[WORK INSTRUCTIONS] Tally the lines below that contain "text". The number is the whole answer.

....

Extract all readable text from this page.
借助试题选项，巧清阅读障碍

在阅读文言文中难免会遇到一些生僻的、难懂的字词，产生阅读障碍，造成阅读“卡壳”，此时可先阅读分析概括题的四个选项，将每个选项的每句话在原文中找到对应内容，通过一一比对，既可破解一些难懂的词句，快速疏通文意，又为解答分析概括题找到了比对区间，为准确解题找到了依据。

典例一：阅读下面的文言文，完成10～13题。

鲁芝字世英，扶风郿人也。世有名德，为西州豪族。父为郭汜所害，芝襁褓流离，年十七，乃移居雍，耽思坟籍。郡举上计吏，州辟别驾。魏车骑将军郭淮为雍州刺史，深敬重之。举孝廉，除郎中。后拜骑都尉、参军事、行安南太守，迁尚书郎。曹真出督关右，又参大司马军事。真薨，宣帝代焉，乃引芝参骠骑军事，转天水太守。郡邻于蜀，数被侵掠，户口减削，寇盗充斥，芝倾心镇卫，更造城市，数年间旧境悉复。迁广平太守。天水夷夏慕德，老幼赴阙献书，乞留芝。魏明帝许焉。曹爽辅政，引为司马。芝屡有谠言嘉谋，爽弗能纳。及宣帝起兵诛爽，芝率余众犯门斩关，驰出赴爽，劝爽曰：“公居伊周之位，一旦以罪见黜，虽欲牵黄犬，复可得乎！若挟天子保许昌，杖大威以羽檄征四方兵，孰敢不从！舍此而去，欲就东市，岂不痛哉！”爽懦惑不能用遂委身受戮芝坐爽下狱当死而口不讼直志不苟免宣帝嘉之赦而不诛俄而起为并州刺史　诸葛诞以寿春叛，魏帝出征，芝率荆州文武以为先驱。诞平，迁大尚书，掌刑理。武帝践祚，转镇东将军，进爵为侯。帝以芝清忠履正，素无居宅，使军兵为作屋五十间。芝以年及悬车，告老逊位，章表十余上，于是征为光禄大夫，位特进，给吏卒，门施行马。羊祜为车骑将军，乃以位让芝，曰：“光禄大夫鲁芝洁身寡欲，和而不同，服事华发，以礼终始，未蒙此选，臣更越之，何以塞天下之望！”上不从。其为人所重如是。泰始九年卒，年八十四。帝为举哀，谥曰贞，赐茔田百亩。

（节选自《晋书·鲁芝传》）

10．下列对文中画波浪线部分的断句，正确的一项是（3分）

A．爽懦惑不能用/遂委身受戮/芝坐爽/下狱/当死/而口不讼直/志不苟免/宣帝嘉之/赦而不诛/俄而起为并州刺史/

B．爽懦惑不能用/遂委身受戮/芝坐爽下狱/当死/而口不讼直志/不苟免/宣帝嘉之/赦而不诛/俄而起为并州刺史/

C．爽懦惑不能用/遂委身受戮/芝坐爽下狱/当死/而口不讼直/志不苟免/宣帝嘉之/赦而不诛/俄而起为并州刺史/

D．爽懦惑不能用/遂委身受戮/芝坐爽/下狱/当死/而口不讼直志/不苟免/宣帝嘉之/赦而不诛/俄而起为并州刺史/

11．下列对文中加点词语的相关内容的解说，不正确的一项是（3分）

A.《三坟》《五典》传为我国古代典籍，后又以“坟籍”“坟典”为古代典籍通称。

....

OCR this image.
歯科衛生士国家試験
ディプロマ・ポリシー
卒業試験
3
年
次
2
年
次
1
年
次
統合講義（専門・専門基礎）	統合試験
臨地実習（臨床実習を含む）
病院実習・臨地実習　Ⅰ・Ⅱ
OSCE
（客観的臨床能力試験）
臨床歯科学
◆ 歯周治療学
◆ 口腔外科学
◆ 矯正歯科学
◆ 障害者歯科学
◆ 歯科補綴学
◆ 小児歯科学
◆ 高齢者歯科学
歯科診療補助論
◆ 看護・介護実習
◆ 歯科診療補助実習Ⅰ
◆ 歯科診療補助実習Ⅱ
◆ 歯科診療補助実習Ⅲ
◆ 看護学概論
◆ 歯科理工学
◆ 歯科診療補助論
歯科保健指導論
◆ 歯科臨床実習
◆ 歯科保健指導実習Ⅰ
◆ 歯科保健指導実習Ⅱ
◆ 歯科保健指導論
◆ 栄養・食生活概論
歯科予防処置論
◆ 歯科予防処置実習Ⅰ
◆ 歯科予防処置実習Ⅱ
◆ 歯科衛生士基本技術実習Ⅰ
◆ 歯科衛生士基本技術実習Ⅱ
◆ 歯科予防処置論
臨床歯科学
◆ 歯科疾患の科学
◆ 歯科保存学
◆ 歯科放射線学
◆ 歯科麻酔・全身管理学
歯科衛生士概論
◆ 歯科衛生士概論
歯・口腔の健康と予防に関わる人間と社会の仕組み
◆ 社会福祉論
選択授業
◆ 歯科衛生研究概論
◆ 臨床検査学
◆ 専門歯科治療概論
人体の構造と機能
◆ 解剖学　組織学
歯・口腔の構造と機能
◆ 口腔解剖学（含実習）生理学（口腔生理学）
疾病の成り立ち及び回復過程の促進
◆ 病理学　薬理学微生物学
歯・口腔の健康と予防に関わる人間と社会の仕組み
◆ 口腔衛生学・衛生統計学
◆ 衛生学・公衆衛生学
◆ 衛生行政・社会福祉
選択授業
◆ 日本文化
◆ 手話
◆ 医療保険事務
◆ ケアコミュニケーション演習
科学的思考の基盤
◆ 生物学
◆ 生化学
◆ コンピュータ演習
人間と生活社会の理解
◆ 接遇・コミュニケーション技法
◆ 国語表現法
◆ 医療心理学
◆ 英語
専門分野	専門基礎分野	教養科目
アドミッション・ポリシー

....

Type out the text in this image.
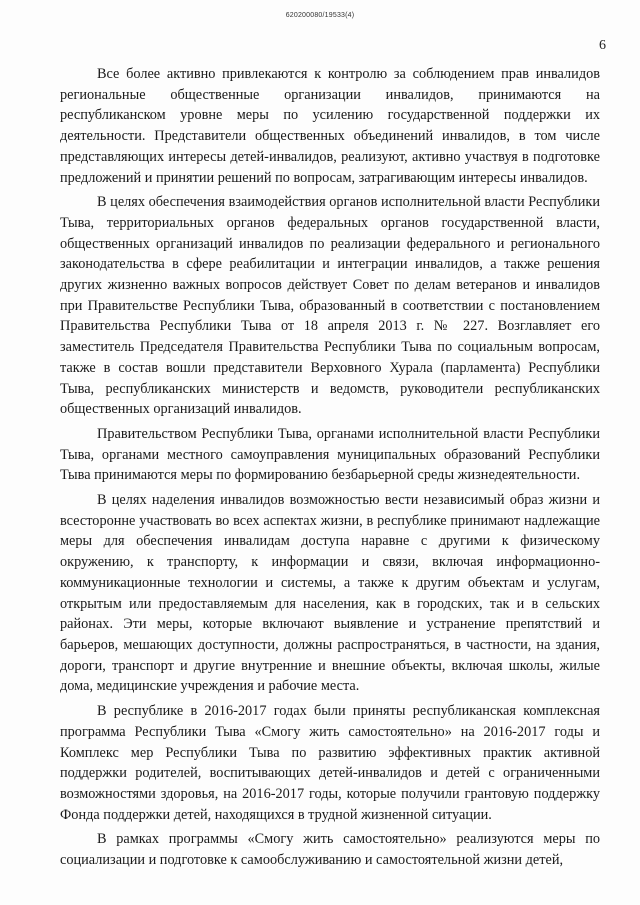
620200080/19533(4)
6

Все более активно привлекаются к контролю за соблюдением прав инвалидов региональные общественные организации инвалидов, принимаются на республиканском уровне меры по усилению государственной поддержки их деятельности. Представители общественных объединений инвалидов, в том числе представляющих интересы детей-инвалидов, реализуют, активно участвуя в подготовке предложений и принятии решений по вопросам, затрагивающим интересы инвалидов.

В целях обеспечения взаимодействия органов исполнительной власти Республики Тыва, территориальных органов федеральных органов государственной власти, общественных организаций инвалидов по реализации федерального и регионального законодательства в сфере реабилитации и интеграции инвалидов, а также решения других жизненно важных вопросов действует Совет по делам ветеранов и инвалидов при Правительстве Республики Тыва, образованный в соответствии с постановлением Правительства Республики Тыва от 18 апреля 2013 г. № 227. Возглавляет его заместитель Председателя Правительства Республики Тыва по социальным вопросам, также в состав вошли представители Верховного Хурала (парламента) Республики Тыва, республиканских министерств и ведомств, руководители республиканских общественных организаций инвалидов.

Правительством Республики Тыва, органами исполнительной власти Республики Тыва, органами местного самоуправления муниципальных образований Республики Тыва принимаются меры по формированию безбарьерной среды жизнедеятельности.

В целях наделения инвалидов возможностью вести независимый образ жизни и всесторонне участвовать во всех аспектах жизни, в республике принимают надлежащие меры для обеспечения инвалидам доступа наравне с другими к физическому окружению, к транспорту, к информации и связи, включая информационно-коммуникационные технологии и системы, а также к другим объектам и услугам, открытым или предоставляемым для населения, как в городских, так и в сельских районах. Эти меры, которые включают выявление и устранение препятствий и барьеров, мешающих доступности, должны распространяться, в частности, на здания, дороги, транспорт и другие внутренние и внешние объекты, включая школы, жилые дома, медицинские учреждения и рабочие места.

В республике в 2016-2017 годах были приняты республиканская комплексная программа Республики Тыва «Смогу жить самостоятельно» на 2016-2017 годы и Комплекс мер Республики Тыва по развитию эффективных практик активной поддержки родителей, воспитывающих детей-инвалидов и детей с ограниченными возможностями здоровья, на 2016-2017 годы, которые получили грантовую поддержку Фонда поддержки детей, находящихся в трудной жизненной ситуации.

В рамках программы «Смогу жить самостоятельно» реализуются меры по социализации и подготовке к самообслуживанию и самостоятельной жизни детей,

....

[THE REPLY] 2